* SET TASK
Write out the listing below again, precisely as it is given.

--- begin INFORMATION SUPPLIED ---

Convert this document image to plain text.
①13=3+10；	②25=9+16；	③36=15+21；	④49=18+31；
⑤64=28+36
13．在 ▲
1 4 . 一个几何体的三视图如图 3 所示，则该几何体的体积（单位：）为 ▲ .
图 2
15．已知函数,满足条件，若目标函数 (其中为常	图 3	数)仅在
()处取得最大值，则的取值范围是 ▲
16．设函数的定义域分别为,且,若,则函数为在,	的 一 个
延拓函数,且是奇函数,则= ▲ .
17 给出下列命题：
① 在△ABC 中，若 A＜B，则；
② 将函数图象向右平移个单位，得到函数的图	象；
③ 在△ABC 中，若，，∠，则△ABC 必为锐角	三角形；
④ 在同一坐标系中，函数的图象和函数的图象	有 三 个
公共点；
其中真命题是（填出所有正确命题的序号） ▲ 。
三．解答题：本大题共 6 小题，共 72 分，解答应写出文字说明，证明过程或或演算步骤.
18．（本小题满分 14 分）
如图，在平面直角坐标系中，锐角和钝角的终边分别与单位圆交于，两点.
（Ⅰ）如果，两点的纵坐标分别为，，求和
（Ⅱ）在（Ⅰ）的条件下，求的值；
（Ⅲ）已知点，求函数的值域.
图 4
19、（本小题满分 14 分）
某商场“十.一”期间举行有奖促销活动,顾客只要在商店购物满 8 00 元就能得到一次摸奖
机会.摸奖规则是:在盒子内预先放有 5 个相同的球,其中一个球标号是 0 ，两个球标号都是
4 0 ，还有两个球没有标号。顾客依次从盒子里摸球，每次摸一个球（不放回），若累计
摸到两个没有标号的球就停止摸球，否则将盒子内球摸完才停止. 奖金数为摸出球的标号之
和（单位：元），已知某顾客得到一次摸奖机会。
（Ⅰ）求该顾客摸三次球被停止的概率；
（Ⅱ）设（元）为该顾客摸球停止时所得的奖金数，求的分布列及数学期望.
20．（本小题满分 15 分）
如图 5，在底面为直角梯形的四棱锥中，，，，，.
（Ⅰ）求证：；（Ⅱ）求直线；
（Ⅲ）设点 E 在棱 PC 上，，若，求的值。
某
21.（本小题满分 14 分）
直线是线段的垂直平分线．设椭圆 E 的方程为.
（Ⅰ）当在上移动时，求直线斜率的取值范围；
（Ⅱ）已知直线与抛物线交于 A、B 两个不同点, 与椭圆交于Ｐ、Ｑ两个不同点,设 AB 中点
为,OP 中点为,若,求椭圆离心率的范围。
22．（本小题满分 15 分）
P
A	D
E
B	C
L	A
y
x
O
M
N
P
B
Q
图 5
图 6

--- end INFORMATION SUPPLIED ---

* ANSWER TO THIS TASK
Convert this document image to plain text.
①13=3+10；	②25=9+16；	③36=15+21；	④49=18+31；
⑤64=28+36
13．在 ▲
1 4 . 一个几何体的三视图如图 3 所示，则该几何体的体积（单位：）为 ▲ .
图 2
15．已知函数,满足条件，若目标函数 (其中为常	图 3	数)仅在
()处取得最大值，则的取值范围是 ▲
16．设函数的定义域分别为,且,若,则函数为在,	的 一 个
延拓函数,且是奇函数,则= ▲ .
17 给出下列命题：
① 在△ABC 中，若 A＜B，则；
② 将函数图象向右平移个单位，得到函数的图	象；
③ 在△ABC 中，若，，∠，则△ABC 必为锐角	三角形；
④ 在同一坐标系中，函数的图象和函数的图象	有 三 个
公共点；
其中真命题是（填出所有正确命题的序号） ▲ 。
三．解答题：本大题共 6 小题，共 72 分，解答应写出文字说明，证明过程或或演算步骤.
18．（本小题满分 14 分）
如图，在平面直角坐标系中，锐角和钝角的终边分别与单位圆交于，两点.
（Ⅰ）如果，两点的纵坐标分别为，，求和
（Ⅱ）在（Ⅰ）的条件下，求的值；
（Ⅲ）已知点，求函数的值域.
图 4
19、（本小题满分 14 分）
某商场“十.一”期间举行有奖促销活动,顾客只要在商店购物满 8 00 元就能得到一次摸奖
机会.摸奖规则是:在盒子内预先放有 5 个相同的球,其中一个球标号是 0 ，两个球标号都是
4 0 ，还有两个球没有标号。顾客依次从盒子里摸球，每次摸一个球（不放回），若累计
摸到两个没有标号的球就停止摸球，否则将盒子内球摸完才停止. 奖金数为摸出球的标号之
和（单位：元），已知某顾客得到一次摸奖机会。
（Ⅰ）求该顾客摸三次球被停止的概率；
（Ⅱ）设（元）为该顾客摸球停止时所得的奖金数，求的分布列及数学期望.
20．（本小题满分 15 分）
如图 5，在底面为直角梯形的四棱锥中，，，，，.
（Ⅰ）求证：；（Ⅱ）求直线；
（Ⅲ）设点 E 在棱 PC 上，，若，求的值。
某
21.（本小题满分 14 分）
直线是线段的垂直平分线．设椭圆 E 的方程为.
（Ⅰ）当在上移动时，求直线斜率的取值范围；
（Ⅱ）已知直线与抛物线交于 A、B 两个不同点, 与椭圆交于Ｐ、Ｑ两个不同点,设 AB 中点
为,OP 中点为,若,求椭圆离心率的范围。
22．（本小题满分 15 分）
P
A	D
E
B	C
L	A
y
x
O
M
N
P
B
Q
图 5
图 6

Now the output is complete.